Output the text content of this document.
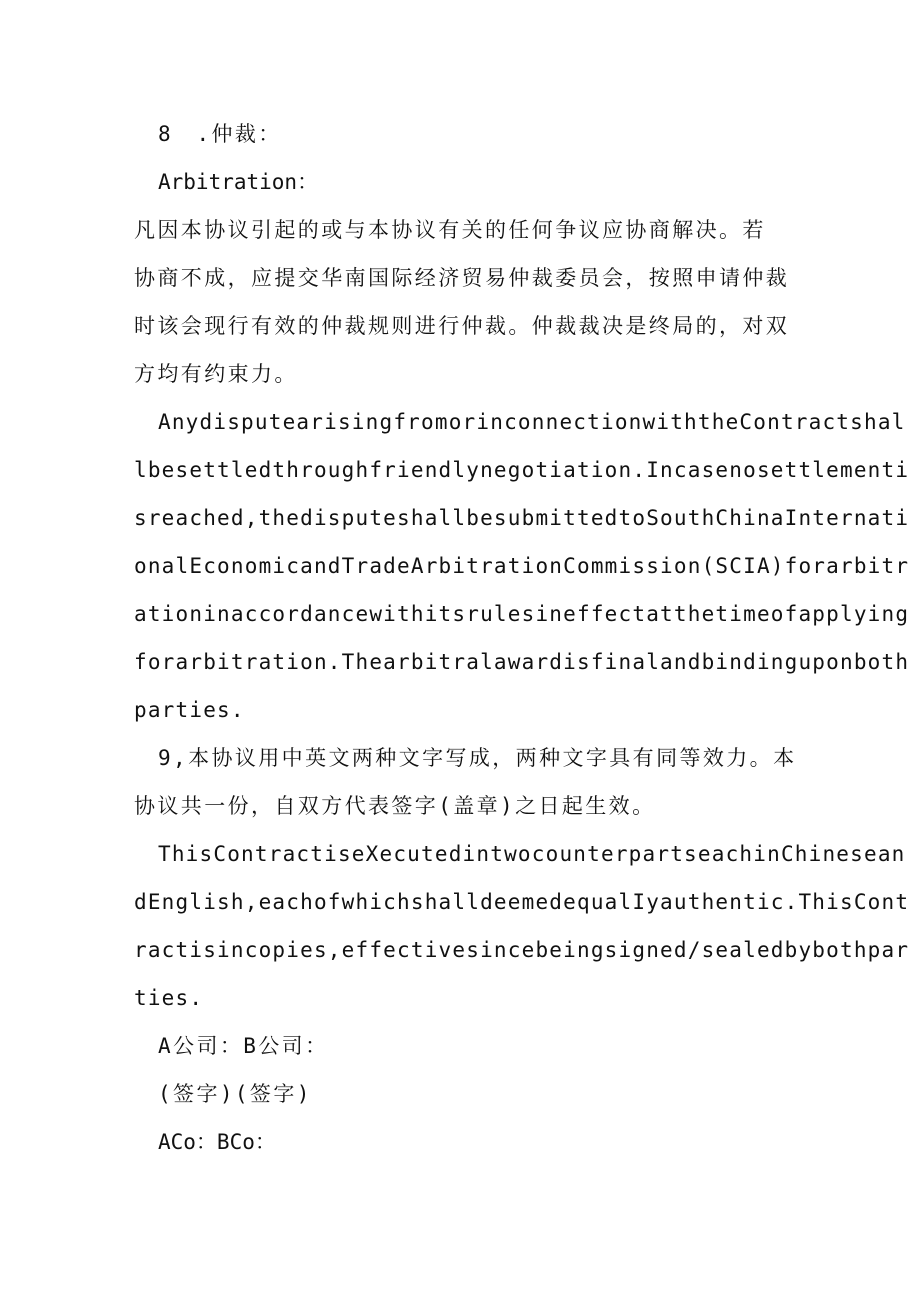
8　.仲裁：
Arbitration：
凡因本协议引起的或与本协议有关的任何争议应协商解决。若
协商不成，应提交华南国际经济贸易仲裁委员会，按照申请仲裁
时该会现行有效的仲裁规则进行仲裁。仲裁裁决是终局的，对双
方均有约束力。
AnydisputearisingfromorinconnectionwiththeContractshal
lbesettledthroughfriendlynegotiation.Incasenosettlementi
sreached,thedisputeshallbesubmittedtoSouthChinaInternati
onalEconomicandTradeArbitrationCommission(SCIA)forarbitr
ationinaccordancewithitsrulesineffectatthetimeofapplying
forarbitration.Thearbitralawardisfinalandbindinguponboth
parties.
9,本协议用中英文两种文字写成，两种文字具有同等效力。本
协议共一份，自双方代表签字(盖章)之日起生效。
ThisContractiseXecutedintwocounterpartseachinChinesean
dEnglish,eachofwhichshalldeemedequalIyauthentic.ThisCont
ractisincopies,effectivesincebeingsigned/sealedbybothpar
ties.
A公司：B公司：
(签字)(签字)
ACo：BCo：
#####
_Objective_
Copy every line above word for word and exclude the pictures.

_The reply_
Output the text content of this document.
8　.仲裁：
Arbitration：
凡因本协议引起的或与本协议有关的任何争议应协商解决。若
协商不成，应提交华南国际经济贸易仲裁委员会，按照申请仲裁
时该会现行有效的仲裁规则进行仲裁。仲裁裁决是终局的，对双
方均有约束力。
AnydisputearisingfromorinconnectionwiththeContractshal
lbesettledthroughfriendlynegotiation.Incasenosettlementi
sreached,thedisputeshallbesubmittedtoSouthChinaInternati
onalEconomicandTradeArbitrationCommission(SCIA)forarbitr
ationinaccordancewithitsrulesineffectatthetimeofapplying
forarbitration.Thearbitralawardisfinalandbindinguponboth
parties.
9,本协议用中英文两种文字写成，两种文字具有同等效力。本
协议共一份，自双方代表签字(盖章)之日起生效。
ThisContractiseXecutedintwocounterpartseachinChinesean
dEnglish,eachofwhichshalldeemedequalIyauthentic.ThisCont
ractisincopies,effectivesincebeingsigned/sealedbybothpar
ties.
A公司：B公司：
(签字)(签字)
ACo：BCo：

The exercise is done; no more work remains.